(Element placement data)
►
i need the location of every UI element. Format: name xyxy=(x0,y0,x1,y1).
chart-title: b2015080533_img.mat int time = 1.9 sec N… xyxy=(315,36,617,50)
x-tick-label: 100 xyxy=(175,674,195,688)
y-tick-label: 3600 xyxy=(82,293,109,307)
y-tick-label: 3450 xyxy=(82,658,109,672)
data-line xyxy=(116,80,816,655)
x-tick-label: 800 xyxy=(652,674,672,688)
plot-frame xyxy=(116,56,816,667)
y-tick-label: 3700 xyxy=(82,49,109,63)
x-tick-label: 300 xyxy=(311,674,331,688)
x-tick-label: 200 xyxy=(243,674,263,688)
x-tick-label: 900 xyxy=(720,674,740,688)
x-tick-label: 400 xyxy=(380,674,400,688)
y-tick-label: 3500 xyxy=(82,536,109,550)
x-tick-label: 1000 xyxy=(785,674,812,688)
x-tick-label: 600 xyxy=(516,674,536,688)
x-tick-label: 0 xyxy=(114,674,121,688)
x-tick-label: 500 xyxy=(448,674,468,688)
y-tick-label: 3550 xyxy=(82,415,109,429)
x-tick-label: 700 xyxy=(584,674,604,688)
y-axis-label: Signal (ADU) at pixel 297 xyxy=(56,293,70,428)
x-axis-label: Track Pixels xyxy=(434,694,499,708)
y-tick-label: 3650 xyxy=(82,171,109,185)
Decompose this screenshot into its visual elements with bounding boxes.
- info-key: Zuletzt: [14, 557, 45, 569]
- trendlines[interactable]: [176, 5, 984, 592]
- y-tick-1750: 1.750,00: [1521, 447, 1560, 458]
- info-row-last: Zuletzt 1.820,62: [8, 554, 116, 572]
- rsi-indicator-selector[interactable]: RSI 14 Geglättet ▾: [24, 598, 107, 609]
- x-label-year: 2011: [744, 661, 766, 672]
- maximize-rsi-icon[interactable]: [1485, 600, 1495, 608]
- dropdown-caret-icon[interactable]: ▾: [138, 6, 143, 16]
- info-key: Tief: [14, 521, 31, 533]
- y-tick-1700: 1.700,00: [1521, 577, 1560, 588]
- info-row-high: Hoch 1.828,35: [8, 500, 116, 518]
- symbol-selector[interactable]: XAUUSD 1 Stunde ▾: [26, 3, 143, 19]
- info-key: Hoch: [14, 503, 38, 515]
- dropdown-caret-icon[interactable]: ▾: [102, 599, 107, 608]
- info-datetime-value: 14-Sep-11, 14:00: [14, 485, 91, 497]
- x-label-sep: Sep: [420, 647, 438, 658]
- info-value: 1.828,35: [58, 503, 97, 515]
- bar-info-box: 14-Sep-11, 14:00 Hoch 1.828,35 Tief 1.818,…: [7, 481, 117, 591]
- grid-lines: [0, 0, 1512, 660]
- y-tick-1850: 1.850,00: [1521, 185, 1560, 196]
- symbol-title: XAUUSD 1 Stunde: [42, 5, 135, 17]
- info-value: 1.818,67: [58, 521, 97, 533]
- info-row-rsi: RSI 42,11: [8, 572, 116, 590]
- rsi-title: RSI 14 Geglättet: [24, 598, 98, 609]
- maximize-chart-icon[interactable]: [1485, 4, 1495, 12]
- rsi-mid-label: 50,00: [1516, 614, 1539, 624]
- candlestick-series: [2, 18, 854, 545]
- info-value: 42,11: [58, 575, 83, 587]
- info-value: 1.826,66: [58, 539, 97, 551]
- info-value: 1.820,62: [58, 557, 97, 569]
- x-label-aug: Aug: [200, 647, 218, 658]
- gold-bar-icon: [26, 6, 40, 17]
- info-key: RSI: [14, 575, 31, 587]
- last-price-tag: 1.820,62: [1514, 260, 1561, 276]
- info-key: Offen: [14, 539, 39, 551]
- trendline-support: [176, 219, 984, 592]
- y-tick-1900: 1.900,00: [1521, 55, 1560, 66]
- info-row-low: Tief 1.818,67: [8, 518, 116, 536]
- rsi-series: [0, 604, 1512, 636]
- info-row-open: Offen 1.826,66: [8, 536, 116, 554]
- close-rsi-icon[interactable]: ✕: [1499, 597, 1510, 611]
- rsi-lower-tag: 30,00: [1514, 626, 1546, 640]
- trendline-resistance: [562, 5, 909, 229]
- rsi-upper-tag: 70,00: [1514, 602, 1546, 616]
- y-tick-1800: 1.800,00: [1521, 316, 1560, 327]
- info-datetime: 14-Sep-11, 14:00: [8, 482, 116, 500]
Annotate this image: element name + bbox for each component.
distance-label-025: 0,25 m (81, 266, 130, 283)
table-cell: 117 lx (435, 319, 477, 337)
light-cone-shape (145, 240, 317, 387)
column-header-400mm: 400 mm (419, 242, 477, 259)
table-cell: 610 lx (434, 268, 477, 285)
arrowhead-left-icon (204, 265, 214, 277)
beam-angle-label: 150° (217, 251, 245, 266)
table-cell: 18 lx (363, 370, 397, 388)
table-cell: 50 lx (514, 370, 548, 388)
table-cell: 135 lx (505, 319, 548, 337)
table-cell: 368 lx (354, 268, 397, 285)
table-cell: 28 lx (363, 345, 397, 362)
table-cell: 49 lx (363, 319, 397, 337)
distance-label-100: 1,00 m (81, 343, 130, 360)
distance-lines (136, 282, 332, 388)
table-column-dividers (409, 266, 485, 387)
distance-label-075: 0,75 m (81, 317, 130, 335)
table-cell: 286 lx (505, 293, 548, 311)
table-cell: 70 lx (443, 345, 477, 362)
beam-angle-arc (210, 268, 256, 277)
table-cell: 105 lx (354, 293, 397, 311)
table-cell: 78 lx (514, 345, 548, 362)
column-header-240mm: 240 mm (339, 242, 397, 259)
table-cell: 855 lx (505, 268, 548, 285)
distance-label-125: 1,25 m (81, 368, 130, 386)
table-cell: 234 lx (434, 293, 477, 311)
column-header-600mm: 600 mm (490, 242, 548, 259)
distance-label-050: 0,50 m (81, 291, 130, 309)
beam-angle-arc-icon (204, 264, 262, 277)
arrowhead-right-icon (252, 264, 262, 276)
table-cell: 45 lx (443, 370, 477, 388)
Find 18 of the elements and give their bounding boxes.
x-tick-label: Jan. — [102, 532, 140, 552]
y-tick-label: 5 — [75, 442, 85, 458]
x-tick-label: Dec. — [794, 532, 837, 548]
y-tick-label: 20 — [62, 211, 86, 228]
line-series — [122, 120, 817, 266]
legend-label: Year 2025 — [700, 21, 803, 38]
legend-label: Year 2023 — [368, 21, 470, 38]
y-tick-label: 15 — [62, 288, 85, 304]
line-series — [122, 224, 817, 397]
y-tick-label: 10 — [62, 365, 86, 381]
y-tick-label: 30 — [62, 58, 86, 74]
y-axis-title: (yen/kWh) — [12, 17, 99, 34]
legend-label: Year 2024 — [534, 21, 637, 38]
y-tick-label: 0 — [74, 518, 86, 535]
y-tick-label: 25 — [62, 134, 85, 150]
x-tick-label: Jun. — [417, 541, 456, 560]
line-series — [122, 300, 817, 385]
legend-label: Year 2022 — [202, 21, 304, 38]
◄
WHAT TO WORK ON:
Write out every one of the entries above, line for line and without any changes.

WRITTEN RESPONSE:
i need the location of every UI element. Format: name xyxy=(x0,y0,x1,y1).
chart-title: b2015080533_img.mat int time = 1.9 sec N… xyxy=(315,36,617,50)
x-tick-label: 100 xyxy=(175,674,195,688)
y-tick-label: 3600 xyxy=(82,293,109,307)
y-tick-label: 3450 xyxy=(82,658,109,672)
data-line xyxy=(116,80,816,655)
x-tick-label: 800 xyxy=(652,674,672,688)
plot-frame xyxy=(116,56,816,667)
y-tick-label: 3700 xyxy=(82,49,109,63)
x-tick-label: 300 xyxy=(311,674,331,688)
x-tick-label: 200 xyxy=(243,674,263,688)
x-tick-label: 900 xyxy=(720,674,740,688)
x-tick-label: 400 xyxy=(380,674,400,688)
y-tick-label: 3500 xyxy=(82,536,109,550)
x-tick-label: 1000 xyxy=(785,674,812,688)
x-tick-label: 600 xyxy=(516,674,536,688)
x-tick-label: 0 xyxy=(114,674,121,688)
x-tick-label: 500 xyxy=(448,674,468,688)
y-tick-label: 3550 xyxy=(82,415,109,429)
x-tick-label: 700 xyxy=(584,674,604,688)
y-axis-label: Signal (ADU) at pixel 297 xyxy=(56,293,70,428)
x-axis-label: Track Pixels xyxy=(434,694,499,708)
y-tick-label: 3650 xyxy=(82,171,109,185)
Decompose this screenshot into its visual elements with bounding boxes.
- info-key: Zuletzt: [14, 557, 45, 569]
- trendlines[interactable]: [176, 5, 984, 592]
- y-tick-1750: 1.750,00: [1521, 447, 1560, 458]
- info-row-last: Zuletzt 1.820,62: [8, 554, 116, 572]
- rsi-indicator-selector[interactable]: RSI 14 Geglättet ▾: [24, 598, 107, 609]
- x-label-year: 2011: [744, 661, 766, 672]
- maximize-rsi-icon[interactable]: [1485, 600, 1495, 608]
- dropdown-caret-icon[interactable]: ▾: [138, 6, 143, 16]
- info-key: Tief: [14, 521, 31, 533]
- y-tick-1700: 1.700,00: [1521, 577, 1560, 588]
- info-row-high: Hoch 1.828,35: [8, 500, 116, 518]
- symbol-selector[interactable]: XAUUSD 1 Stunde ▾: [26, 3, 143, 19]
- info-key: Hoch: [14, 503, 38, 515]
- dropdown-caret-icon[interactable]: ▾: [102, 599, 107, 608]
- info-datetime-value: 14-Sep-11, 14:00: [14, 485, 91, 497]
- x-label-sep: Sep: [420, 647, 438, 658]
- info-value: 1.828,35: [58, 503, 97, 515]
- bar-info-box: 14-Sep-11, 14:00 Hoch 1.828,35 Tief 1.818,…: [7, 481, 117, 591]
- grid-lines: [0, 0, 1512, 660]
- y-tick-1850: 1.850,00: [1521, 185, 1560, 196]
- symbol-title: XAUUSD 1 Stunde: [42, 5, 135, 17]
- info-value: 1.818,67: [58, 521, 97, 533]
- info-row-rsi: RSI 42,11: [8, 572, 116, 590]
- rsi-title: RSI 14 Geglättet: [24, 598, 98, 609]
- maximize-chart-icon[interactable]: [1485, 4, 1495, 12]
- rsi-mid-label: 50,00: [1516, 614, 1539, 624]
- candlestick-series: [2, 18, 854, 545]
- info-value: 42,11: [58, 575, 83, 587]
- info-value: 1.826,66: [58, 539, 97, 551]
- info-value: 1.820,62: [58, 557, 97, 569]
- x-label-aug: Aug: [200, 647, 218, 658]
- gold-bar-icon: [26, 6, 40, 17]
- info-key: RSI: [14, 575, 31, 587]
- last-price-tag: 1.820,62: [1514, 260, 1561, 276]
- info-key: Offen: [14, 539, 39, 551]
- trendline-support: [176, 219, 984, 592]
- y-tick-1900: 1.900,00: [1521, 55, 1560, 66]
- info-row-low: Tief 1.818,67: [8, 518, 116, 536]
- rsi-series: [0, 604, 1512, 636]
- info-row-open: Offen 1.826,66: [8, 536, 116, 554]
- close-rsi-icon[interactable]: ✕: [1499, 597, 1510, 611]
- rsi-lower-tag: 30,00: [1514, 626, 1546, 640]
- trendline-resistance: [562, 5, 909, 229]
- rsi-upper-tag: 70,00: [1514, 602, 1546, 616]
- y-tick-1800: 1.800,00: [1521, 316, 1560, 327]
- info-datetime: 14-Sep-11, 14:00: [8, 482, 116, 500]
Annotate this image: element name + bbox for each component.
distance-label-025: 0,25 m (81, 266, 130, 283)
table-cell: 117 lx (435, 319, 477, 337)
light-cone-shape (145, 240, 317, 387)
column-header-400mm: 400 mm (419, 242, 477, 259)
table-cell: 610 lx (434, 268, 477, 285)
arrowhead-left-icon (204, 265, 214, 277)
beam-angle-label: 150° (217, 251, 245, 266)
table-cell: 18 lx (363, 370, 397, 388)
table-cell: 50 lx (514, 370, 548, 388)
table-cell: 135 lx (505, 319, 548, 337)
table-cell: 368 lx (354, 268, 397, 285)
table-cell: 28 lx (363, 345, 397, 362)
table-cell: 49 lx (363, 319, 397, 337)
distance-label-100: 1,00 m (81, 343, 130, 360)
distance-lines (136, 282, 332, 388)
table-column-dividers (409, 266, 485, 387)
distance-label-075: 0,75 m (81, 317, 130, 335)
table-cell: 286 lx (505, 293, 548, 311)
table-cell: 70 lx (443, 345, 477, 362)
beam-angle-arc (210, 268, 256, 277)
table-cell: 105 lx (354, 293, 397, 311)
table-cell: 78 lx (514, 345, 548, 362)
column-header-240mm: 240 mm (339, 242, 397, 259)
table-cell: 855 lx (505, 268, 548, 285)
distance-label-125: 1,25 m (81, 368, 130, 386)
table-cell: 234 lx (434, 293, 477, 311)
column-header-600mm: 600 mm (490, 242, 548, 259)
distance-label-050: 0,50 m (81, 291, 130, 309)
beam-angle-arc-icon (204, 264, 262, 277)
arrowhead-right-icon (252, 264, 262, 276)
table-cell: 45 lx (443, 370, 477, 388)
Find 18 of the elements and give their bounding boxes.
x-tick-label: Jan. — [102, 532, 140, 552]
y-tick-label: 5 — [75, 442, 85, 458]
x-tick-label: Dec. — [794, 532, 837, 548]
y-tick-label: 20 — [62, 211, 86, 228]
line-series — [122, 120, 817, 266]
legend-label: Year 2025 — [700, 21, 803, 38]
legend-label: Year 2023 — [368, 21, 470, 38]
y-tick-label: 15 — [62, 288, 85, 304]
line-series — [122, 224, 817, 397]
y-tick-label: 10 — [62, 365, 86, 381]
y-tick-label: 30 — [62, 58, 86, 74]
y-axis-title: (yen/kWh) — [12, 17, 99, 34]
legend-label: Year 2024 — [534, 21, 637, 38]
y-tick-label: 0 — [74, 518, 86, 535]
y-tick-label: 25 — [62, 134, 85, 150]
x-tick-label: Jun. — [417, 541, 456, 560]
line-series — [122, 300, 817, 385]
legend-label: Year 2022 — [202, 21, 304, 38]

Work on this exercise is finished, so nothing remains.